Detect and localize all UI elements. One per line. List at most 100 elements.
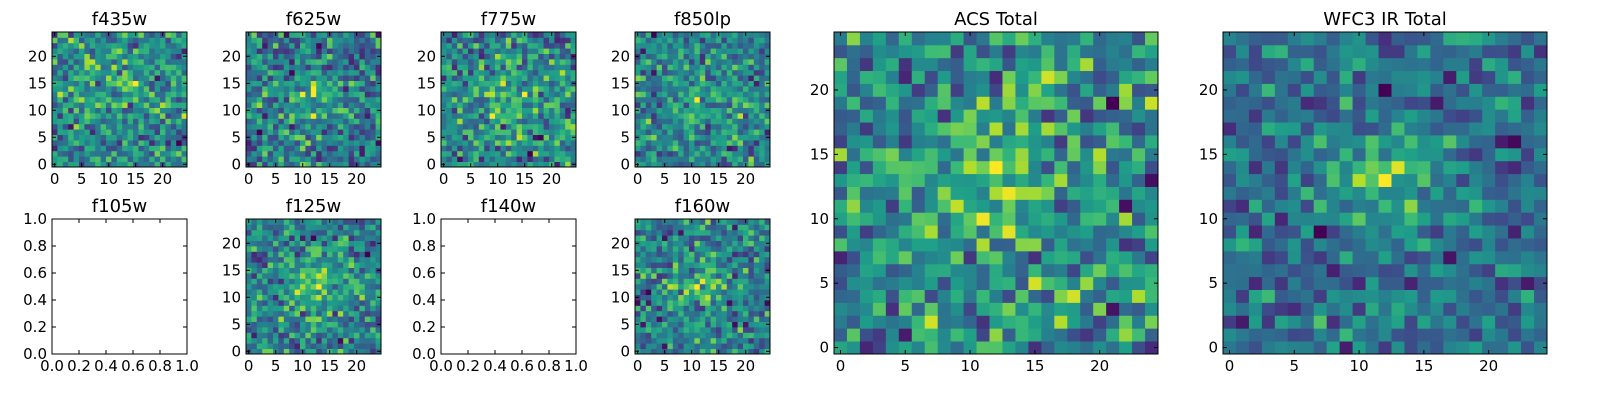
heatmap-cell: [1261, 276, 1276, 290]
heatmap-cell: [699, 80, 706, 87]
heatmap-cell: [348, 246, 355, 252]
heatmap-cell: [1352, 289, 1366, 303]
heatmap-cell: [1521, 238, 1535, 252]
heatmap-cell: [710, 262, 717, 268]
heatmap-cell: [1404, 199, 1418, 213]
heatmap-cell: [527, 107, 534, 114]
heatmap-cell: [753, 300, 760, 306]
heatmap-cell: [554, 53, 561, 60]
heatmap-cell: [262, 273, 268, 279]
heatmap-cell: [337, 316, 344, 322]
heatmap-cell: [262, 37, 268, 44]
heatmap-cell: [79, 145, 85, 152]
heatmap-cell: [283, 80, 290, 87]
heatmap-cell: [68, 37, 74, 44]
heatmap-cell: [321, 37, 328, 44]
heatmap-cell: [57, 102, 64, 108]
heatmap-cell: [759, 256, 765, 263]
heatmap-cell: [699, 145, 706, 152]
heatmap-cell: [549, 113, 555, 119]
heatmap-cell: [89, 69, 96, 76]
heatmap-cell: [656, 59, 663, 65]
heatmap-cell: [1145, 173, 1159, 187]
heatmap-cell: [1404, 328, 1418, 342]
heatmap-cell: [1106, 147, 1120, 162]
heatmap-cell: [446, 134, 453, 141]
heatmap-cell: [911, 263, 926, 278]
heatmap-cell: [262, 348, 268, 355]
heatmap-cell: [106, 69, 112, 76]
heatmap-cell: [462, 37, 469, 44]
heatmap-cell: [662, 145, 668, 152]
heatmap-cell: [667, 64, 674, 71]
heatmap-cell: [705, 316, 711, 322]
heatmap-cell: [305, 134, 312, 141]
heatmap-cell: [1534, 276, 1548, 290]
heatmap-cell: [343, 256, 349, 263]
heatmap-cell: [446, 156, 453, 162]
heatmap-cell: [181, 123, 188, 130]
heatmap-cell: [950, 263, 964, 278]
heatmap-cell: [375, 59, 382, 65]
heatmap-cell: [143, 69, 150, 76]
heatmap-cell: [559, 145, 566, 152]
heatmap-cell: [753, 348, 760, 355]
heatmap-cell: [937, 238, 952, 252]
heatmap-cell: [111, 140, 118, 146]
heatmap-cell: [316, 348, 322, 355]
heatmap-cell: [656, 53, 663, 60]
heatmap-cell: [511, 150, 517, 157]
heatmap-cell: [246, 251, 252, 258]
heatmap-cell: [348, 327, 355, 333]
heatmap-cell: [1300, 238, 1315, 252]
heatmap-cell: [1093, 160, 1107, 175]
heatmap-cell: [283, 337, 290, 344]
heatmap-cell: [559, 32, 566, 38]
heatmap-cell: [1521, 315, 1535, 329]
heatmap-cell: [737, 113, 744, 119]
heatmap-cell: [457, 113, 463, 119]
heatmap-cell: [651, 161, 657, 168]
heatmap-cell: [554, 123, 561, 130]
heatmap-cell: [699, 332, 706, 339]
heatmap-cell: [149, 150, 155, 157]
heatmap-cell: [267, 161, 274, 168]
heatmap-cell: [359, 118, 366, 125]
heatmap-cell: [495, 64, 501, 71]
heatmap-cell: [672, 150, 679, 157]
heatmap-cell: [532, 140, 539, 146]
heatmap-cell: [348, 262, 355, 268]
heatmap-cell: [1352, 328, 1366, 342]
heatmap-cell: [364, 267, 371, 274]
heatmap-cell: [505, 42, 512, 49]
heatmap-cell: [57, 42, 64, 49]
heatmap-cell: [716, 327, 722, 333]
heatmap-cell: [138, 80, 145, 87]
heatmap-cell: [1132, 225, 1146, 239]
heatmap-cell: [462, 86, 469, 92]
heatmap-cell: [963, 341, 977, 355]
heatmap-cell: [305, 267, 312, 274]
heatmap-cell: [963, 83, 977, 97]
heatmap-cell: [1106, 32, 1120, 46]
heatmap-cell: [699, 267, 706, 274]
heatmap-cell: [462, 91, 469, 98]
heatmap-cell: [267, 118, 274, 125]
heatmap-cell: [885, 57, 900, 72]
heatmap-cell: [84, 129, 91, 135]
heatmap-cell: [640, 267, 647, 274]
heatmap-cell: [651, 240, 657, 247]
heatmap-cell: [1119, 328, 1133, 342]
heatmap-cell: [662, 337, 668, 344]
heatmap-cell: [640, 91, 647, 98]
heatmap-cell: [710, 75, 717, 81]
heatmap-cell: [721, 118, 728, 125]
heatmap-cell: [62, 113, 69, 119]
heatmap-cell: [89, 48, 96, 54]
heatmap-cell: [52, 42, 58, 49]
heatmap-cell: [289, 150, 295, 157]
heatmap-cell: [516, 42, 523, 49]
heatmap-cell: [726, 134, 733, 141]
heatmap-cell: [305, 107, 312, 114]
heatmap-cell: [457, 42, 463, 49]
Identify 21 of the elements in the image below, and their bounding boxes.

-*-*-

→ Aim
Return every line of the data above unchanged, leaving out the pictures.

→ Result for this exercise
Detect and localize all UI elements. One per line. List at most 100 elements.
heatmap-cell: [1261, 276, 1276, 290]
heatmap-cell: [699, 80, 706, 87]
heatmap-cell: [348, 246, 355, 252]
heatmap-cell: [1352, 289, 1366, 303]
heatmap-cell: [1521, 238, 1535, 252]
heatmap-cell: [710, 262, 717, 268]
heatmap-cell: [1404, 199, 1418, 213]
heatmap-cell: [527, 107, 534, 114]
heatmap-cell: [753, 300, 760, 306]
heatmap-cell: [554, 53, 561, 60]
heatmap-cell: [262, 273, 268, 279]
heatmap-cell: [337, 316, 344, 322]
heatmap-cell: [262, 37, 268, 44]
heatmap-cell: [79, 145, 85, 152]
heatmap-cell: [283, 80, 290, 87]
heatmap-cell: [68, 37, 74, 44]
heatmap-cell: [321, 37, 328, 44]
heatmap-cell: [57, 102, 64, 108]
heatmap-cell: [759, 256, 765, 263]
heatmap-cell: [699, 145, 706, 152]
heatmap-cell: [549, 113, 555, 119]
heatmap-cell: [89, 69, 96, 76]
heatmap-cell: [656, 59, 663, 65]
heatmap-cell: [1145, 173, 1159, 187]
heatmap-cell: [1404, 328, 1418, 342]
heatmap-cell: [1106, 147, 1120, 162]
heatmap-cell: [446, 134, 453, 141]
heatmap-cell: [911, 263, 926, 278]
heatmap-cell: [262, 348, 268, 355]
heatmap-cell: [106, 69, 112, 76]
heatmap-cell: [462, 37, 469, 44]
heatmap-cell: [662, 145, 668, 152]
heatmap-cell: [667, 64, 674, 71]
heatmap-cell: [705, 316, 711, 322]
heatmap-cell: [305, 134, 312, 141]
heatmap-cell: [1534, 276, 1548, 290]
heatmap-cell: [343, 256, 349, 263]
heatmap-cell: [446, 156, 453, 162]
heatmap-cell: [181, 123, 188, 130]
heatmap-cell: [950, 263, 964, 278]
heatmap-cell: [375, 59, 382, 65]
heatmap-cell: [143, 69, 150, 76]
heatmap-cell: [559, 145, 566, 152]
heatmap-cell: [753, 348, 760, 355]
heatmap-cell: [937, 238, 952, 252]
heatmap-cell: [111, 140, 118, 146]
heatmap-cell: [316, 348, 322, 355]
heatmap-cell: [656, 53, 663, 60]
heatmap-cell: [511, 150, 517, 157]
heatmap-cell: [246, 251, 252, 258]
heatmap-cell: [348, 327, 355, 333]
heatmap-cell: [1300, 238, 1315, 252]
heatmap-cell: [1093, 160, 1107, 175]
heatmap-cell: [283, 337, 290, 344]
heatmap-cell: [559, 32, 566, 38]
heatmap-cell: [1521, 315, 1535, 329]
heatmap-cell: [737, 113, 744, 119]
heatmap-cell: [457, 113, 463, 119]
heatmap-cell: [651, 161, 657, 168]
heatmap-cell: [554, 123, 561, 130]
heatmap-cell: [699, 332, 706, 339]
heatmap-cell: [149, 150, 155, 157]
heatmap-cell: [267, 161, 274, 168]
heatmap-cell: [359, 118, 366, 125]
heatmap-cell: [495, 64, 501, 71]
heatmap-cell: [672, 150, 679, 157]
heatmap-cell: [532, 140, 539, 146]
heatmap-cell: [348, 262, 355, 268]
heatmap-cell: [1352, 328, 1366, 342]
heatmap-cell: [364, 267, 371, 274]
heatmap-cell: [505, 42, 512, 49]
heatmap-cell: [57, 42, 64, 49]
heatmap-cell: [716, 327, 722, 333]
heatmap-cell: [138, 80, 145, 87]
heatmap-cell: [1132, 225, 1146, 239]
heatmap-cell: [462, 86, 469, 92]
heatmap-cell: [963, 341, 977, 355]
heatmap-cell: [305, 267, 312, 274]
heatmap-cell: [963, 83, 977, 97]
heatmap-cell: [1106, 32, 1120, 46]
heatmap-cell: [699, 267, 706, 274]
heatmap-cell: [462, 91, 469, 98]
heatmap-cell: [267, 118, 274, 125]
heatmap-cell: [885, 57, 900, 72]
heatmap-cell: [84, 129, 91, 135]
heatmap-cell: [640, 267, 647, 274]
heatmap-cell: [651, 240, 657, 247]
heatmap-cell: [1119, 328, 1133, 342]
heatmap-cell: [662, 337, 668, 344]
heatmap-cell: [640, 91, 647, 98]
heatmap-cell: [710, 75, 717, 81]
heatmap-cell: [721, 118, 728, 125]
heatmap-cell: [62, 113, 69, 119]
heatmap-cell: [89, 48, 96, 54]
heatmap-cell: [52, 42, 58, 49]
heatmap-cell: [289, 150, 295, 157]
heatmap-cell: [516, 42, 523, 49]
heatmap-cell: [726, 134, 733, 141]
heatmap-cell: [305, 107, 312, 114]
heatmap-cell: [457, 42, 463, 49]
Identify 21 of the elements in the image below, and their bounding boxes.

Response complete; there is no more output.